((
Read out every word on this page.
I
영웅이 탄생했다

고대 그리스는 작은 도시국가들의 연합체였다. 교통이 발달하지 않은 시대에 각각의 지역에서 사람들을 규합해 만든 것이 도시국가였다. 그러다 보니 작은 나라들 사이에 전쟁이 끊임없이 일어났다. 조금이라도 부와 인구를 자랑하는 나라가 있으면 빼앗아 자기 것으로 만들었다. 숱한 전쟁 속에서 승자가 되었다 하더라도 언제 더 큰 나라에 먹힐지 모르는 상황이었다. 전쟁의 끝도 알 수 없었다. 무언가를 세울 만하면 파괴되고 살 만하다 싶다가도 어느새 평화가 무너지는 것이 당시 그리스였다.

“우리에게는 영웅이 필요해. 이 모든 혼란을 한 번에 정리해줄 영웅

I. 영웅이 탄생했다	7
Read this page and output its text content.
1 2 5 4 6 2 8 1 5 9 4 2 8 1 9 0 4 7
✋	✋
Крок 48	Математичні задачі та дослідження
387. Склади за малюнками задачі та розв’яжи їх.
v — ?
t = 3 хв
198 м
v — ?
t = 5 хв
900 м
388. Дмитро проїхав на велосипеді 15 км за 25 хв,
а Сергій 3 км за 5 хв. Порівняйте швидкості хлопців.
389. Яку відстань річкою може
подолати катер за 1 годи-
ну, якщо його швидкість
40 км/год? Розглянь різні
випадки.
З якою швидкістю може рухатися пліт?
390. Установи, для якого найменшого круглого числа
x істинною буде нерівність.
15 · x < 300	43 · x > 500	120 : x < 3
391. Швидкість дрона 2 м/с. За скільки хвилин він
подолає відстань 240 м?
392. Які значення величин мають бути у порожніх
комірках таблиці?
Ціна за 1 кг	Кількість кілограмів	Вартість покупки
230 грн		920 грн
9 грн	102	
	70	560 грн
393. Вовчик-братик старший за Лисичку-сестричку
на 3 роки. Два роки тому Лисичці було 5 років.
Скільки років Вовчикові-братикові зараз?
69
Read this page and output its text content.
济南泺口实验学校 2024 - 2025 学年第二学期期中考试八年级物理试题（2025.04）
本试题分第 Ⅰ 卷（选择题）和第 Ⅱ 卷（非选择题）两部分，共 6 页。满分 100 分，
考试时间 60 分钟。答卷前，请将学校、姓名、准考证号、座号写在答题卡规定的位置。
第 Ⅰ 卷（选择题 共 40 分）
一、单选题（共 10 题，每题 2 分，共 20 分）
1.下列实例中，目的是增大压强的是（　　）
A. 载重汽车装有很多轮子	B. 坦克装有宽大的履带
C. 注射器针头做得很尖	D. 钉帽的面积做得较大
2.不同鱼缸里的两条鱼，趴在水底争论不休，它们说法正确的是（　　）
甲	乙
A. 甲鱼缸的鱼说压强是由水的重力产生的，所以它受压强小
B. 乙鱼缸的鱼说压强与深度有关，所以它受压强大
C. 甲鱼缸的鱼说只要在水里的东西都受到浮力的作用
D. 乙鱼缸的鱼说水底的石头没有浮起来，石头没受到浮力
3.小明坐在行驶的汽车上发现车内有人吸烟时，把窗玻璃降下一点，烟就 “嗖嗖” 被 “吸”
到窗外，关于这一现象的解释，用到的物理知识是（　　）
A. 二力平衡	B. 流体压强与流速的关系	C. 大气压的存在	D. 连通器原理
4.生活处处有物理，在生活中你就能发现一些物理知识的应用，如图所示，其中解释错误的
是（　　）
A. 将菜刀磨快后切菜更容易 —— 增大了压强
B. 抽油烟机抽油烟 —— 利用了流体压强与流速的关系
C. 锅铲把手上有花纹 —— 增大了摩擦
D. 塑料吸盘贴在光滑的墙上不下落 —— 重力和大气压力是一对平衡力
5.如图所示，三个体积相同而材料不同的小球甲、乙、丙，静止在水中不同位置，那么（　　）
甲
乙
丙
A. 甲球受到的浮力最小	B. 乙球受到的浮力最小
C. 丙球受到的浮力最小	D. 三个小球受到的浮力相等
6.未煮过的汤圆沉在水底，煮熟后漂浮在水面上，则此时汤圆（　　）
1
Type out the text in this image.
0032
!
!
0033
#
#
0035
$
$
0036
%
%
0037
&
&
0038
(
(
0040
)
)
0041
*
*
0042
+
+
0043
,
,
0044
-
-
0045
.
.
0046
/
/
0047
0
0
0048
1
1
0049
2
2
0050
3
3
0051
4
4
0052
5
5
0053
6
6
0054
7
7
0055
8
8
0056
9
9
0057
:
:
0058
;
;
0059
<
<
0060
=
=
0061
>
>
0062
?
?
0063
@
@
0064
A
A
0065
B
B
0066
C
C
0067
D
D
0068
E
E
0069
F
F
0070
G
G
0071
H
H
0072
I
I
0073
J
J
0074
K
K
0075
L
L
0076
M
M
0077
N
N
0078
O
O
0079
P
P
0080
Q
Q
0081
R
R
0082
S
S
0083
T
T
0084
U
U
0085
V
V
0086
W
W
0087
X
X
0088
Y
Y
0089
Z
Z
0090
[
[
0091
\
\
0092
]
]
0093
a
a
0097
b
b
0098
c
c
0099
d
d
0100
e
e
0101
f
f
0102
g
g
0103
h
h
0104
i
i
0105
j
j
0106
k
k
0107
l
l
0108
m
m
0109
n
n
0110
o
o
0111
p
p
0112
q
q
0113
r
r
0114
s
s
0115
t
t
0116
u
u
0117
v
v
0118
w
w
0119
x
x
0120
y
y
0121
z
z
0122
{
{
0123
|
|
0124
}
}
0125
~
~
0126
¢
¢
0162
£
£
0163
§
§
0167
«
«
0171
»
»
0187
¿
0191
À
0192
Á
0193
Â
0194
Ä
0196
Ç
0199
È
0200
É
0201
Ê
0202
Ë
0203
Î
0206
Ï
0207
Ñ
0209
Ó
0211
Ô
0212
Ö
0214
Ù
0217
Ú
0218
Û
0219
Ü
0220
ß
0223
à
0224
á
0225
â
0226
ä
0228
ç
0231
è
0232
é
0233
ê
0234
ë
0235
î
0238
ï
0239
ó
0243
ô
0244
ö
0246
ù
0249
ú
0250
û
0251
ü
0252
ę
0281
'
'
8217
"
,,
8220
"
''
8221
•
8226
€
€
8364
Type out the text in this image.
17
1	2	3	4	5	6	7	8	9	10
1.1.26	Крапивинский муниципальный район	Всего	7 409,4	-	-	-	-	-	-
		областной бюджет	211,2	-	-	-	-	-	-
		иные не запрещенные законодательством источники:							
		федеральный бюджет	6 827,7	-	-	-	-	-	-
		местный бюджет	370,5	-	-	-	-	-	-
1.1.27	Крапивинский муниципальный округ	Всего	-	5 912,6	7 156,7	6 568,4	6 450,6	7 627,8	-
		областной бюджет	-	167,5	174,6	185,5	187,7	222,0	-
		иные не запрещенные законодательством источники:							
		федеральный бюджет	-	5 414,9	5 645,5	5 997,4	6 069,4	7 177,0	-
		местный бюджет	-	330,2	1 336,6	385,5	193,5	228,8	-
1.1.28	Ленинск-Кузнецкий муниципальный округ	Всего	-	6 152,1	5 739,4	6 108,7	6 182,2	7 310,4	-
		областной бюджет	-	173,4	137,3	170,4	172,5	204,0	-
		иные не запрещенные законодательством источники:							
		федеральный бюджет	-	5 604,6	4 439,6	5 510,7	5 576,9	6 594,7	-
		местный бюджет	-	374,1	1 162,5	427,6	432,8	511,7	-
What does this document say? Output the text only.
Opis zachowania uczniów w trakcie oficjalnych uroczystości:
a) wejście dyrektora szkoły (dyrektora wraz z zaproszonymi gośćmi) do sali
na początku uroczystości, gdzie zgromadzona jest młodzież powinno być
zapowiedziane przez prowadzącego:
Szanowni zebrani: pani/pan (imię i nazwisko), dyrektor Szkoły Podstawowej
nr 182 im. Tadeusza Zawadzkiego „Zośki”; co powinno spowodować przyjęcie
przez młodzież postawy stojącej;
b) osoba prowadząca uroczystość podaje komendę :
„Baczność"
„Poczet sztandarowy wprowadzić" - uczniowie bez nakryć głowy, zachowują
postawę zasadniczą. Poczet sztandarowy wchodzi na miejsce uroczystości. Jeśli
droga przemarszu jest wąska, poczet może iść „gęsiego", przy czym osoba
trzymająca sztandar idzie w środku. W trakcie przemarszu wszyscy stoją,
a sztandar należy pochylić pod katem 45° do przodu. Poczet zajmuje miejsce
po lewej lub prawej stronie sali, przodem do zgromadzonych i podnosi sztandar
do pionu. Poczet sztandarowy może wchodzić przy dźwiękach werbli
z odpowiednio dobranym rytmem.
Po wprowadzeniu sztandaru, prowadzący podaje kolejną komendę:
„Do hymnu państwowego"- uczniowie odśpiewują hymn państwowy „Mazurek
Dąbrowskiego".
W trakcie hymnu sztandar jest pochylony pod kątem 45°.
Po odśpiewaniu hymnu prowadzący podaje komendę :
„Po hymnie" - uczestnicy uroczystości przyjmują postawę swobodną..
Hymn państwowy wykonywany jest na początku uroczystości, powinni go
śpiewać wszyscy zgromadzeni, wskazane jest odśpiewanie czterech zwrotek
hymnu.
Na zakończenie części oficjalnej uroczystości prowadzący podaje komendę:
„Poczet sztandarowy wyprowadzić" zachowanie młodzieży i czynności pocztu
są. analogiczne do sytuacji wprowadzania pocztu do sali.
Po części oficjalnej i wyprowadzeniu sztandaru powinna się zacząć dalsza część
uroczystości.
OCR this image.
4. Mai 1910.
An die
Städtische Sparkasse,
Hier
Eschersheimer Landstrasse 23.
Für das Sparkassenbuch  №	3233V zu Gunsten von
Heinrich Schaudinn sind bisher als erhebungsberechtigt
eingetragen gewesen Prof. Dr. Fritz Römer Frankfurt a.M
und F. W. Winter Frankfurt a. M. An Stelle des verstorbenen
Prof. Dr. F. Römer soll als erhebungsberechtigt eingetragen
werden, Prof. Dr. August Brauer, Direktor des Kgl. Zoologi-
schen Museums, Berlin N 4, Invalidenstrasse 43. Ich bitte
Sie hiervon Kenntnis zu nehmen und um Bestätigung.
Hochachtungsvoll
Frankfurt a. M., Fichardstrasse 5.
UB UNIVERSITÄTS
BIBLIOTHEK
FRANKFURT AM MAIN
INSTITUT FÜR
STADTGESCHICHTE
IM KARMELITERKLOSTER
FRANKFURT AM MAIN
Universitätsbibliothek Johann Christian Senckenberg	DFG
))
# What to produce
Take each line of the material that contains the word "областной" and list it.

# Answer for this exercise
		областной бюджет	211,2	-	-	-	-	-	-
		областной бюджет	-	167,5	174,6	185,5	187,7	222,0	-
		областной бюджет	-	173,4	137,3	170,4	172,5	204,0	-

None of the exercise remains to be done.